Fragmento del documento:

- - - - -

Las personas que poseen este carácter están dotadas de una gran fuerza interior, ejercen su carisma natural y son capaces de dirigir con éxito grupos, empresas e incluso naciones, puesto que tienen una capacidad de liderazgo superior a la media.
El estado negativo pone al descubierto el gran egoísmo y egocentrismo de quien tiende a saltarse las opiniones ajenas, a abusar de ellos sin tapujos, a no dudar jamás de su superioridad y a tratar de afirmarse en todo momento a través de la sumisión de los demás.
Estas personas prefieren recurrir a la racionalidad que al corazón, sobre todo cuando debe tomar decisiones, y jamás estan dispuestos a discutir, ya que parte de la premisa de que sería una pérdida de tiempo porque, sea como sea, estan convencidos de tener la razón.
Con frecuencia son impacientes, irritables, bruscos y descorteses. No estan dispuestos a aceptar otra opinión que no sea la suya y, por lo tanto, ignoran a todos aquellos que no están de acuerdo con él.

- - - - -

Datos para análisis:
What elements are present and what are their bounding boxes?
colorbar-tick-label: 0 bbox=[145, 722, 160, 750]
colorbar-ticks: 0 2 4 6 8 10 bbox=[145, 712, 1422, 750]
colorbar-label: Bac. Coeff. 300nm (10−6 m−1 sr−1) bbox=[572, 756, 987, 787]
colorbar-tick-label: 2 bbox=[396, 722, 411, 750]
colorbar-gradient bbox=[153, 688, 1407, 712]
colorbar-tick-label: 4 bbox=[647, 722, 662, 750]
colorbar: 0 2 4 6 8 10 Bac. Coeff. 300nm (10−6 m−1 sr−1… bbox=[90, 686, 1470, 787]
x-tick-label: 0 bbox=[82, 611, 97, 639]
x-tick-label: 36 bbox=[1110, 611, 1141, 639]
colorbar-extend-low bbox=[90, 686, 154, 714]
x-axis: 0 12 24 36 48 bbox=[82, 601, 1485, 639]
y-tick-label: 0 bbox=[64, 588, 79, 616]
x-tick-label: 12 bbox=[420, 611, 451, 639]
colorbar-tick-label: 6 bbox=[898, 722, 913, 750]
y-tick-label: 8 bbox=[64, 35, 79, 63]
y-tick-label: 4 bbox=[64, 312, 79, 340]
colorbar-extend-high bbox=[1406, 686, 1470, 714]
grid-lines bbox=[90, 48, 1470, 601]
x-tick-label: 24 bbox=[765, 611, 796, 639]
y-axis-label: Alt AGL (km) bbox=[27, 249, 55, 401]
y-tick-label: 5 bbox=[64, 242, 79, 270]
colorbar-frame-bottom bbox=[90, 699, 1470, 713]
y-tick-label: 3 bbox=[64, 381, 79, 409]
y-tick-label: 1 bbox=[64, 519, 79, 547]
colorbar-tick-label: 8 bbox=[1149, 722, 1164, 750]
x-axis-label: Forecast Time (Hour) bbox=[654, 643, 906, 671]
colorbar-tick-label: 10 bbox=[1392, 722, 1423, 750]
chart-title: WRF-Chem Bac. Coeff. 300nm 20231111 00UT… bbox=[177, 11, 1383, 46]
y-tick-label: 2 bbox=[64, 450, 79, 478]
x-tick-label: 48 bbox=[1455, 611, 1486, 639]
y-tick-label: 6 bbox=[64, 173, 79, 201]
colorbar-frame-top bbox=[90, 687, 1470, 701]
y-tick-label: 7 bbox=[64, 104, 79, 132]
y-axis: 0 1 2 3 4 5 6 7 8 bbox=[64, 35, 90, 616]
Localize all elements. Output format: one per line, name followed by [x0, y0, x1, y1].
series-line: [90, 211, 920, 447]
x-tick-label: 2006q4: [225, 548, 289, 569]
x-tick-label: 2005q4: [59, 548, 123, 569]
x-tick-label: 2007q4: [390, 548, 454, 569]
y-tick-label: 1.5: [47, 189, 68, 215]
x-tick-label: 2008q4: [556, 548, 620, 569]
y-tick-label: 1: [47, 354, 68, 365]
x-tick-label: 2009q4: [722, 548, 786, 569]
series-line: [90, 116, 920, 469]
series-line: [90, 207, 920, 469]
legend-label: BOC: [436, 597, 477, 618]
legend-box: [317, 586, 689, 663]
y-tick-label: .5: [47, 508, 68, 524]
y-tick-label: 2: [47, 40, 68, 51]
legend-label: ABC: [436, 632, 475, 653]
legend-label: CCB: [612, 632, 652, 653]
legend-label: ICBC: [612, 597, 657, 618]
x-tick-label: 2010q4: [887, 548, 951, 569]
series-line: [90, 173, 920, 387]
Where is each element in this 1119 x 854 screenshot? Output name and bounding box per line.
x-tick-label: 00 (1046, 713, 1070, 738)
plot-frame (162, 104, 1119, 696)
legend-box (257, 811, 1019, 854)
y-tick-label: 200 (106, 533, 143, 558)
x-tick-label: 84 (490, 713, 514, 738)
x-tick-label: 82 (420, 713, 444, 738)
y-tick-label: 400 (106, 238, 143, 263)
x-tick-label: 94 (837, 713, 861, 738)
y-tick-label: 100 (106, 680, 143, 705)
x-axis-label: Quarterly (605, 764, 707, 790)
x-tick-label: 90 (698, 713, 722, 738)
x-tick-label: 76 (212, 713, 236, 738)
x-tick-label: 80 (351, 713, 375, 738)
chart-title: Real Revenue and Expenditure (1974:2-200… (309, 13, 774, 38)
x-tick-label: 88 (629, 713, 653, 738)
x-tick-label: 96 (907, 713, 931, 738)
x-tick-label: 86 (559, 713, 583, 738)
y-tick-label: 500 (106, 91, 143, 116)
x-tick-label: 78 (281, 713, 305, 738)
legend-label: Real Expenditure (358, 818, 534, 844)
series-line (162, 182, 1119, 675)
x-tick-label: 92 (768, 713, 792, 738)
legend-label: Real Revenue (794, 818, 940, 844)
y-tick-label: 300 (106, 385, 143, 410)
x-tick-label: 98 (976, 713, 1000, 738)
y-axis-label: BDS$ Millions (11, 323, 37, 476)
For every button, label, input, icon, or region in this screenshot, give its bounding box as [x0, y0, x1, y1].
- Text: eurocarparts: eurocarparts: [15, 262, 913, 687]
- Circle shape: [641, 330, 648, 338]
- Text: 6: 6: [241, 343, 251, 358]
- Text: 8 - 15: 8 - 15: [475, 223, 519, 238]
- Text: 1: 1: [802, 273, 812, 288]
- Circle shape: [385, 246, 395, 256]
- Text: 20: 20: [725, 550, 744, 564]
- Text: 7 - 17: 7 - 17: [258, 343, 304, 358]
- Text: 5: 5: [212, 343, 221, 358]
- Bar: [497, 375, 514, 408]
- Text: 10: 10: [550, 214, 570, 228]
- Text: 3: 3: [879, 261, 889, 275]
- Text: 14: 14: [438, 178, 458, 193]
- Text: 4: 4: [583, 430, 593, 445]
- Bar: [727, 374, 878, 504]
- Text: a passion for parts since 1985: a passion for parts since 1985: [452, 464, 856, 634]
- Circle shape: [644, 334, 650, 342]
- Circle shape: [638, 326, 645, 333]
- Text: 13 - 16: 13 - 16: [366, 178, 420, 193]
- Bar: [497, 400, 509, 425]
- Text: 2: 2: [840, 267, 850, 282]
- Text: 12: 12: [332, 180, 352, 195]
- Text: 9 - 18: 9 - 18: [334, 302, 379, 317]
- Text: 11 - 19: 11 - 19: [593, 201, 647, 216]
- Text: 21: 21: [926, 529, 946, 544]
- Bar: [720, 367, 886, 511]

- - - - -

Tarea 1: Vuelve a escribir sin cambios el pasaje del fragmento que va desde "Estas personas prefieren" hasta "tener la razón.".
Tarea 2: Según el fragmento, ¿por qué estas personas nunca están dispuestas a discutir? Explícalo en una a tres oraciones.

Respuesta 1:
Estas personas prefieren recurrir a la racionalidad que al corazón, sobre todo cuando debe tomar decisiones, y jamás estan dispuestos a discutir, ya que parte de la premisa de que sería una pérdida de tiempo porque, sea como sea, estan convencidos de tener la razón.

Respuesta 2: No están dispuestas a discutir porque parten de la premisa de que sería una pérdida de tiempo. Están convencidas de tener la razón, sea como sea.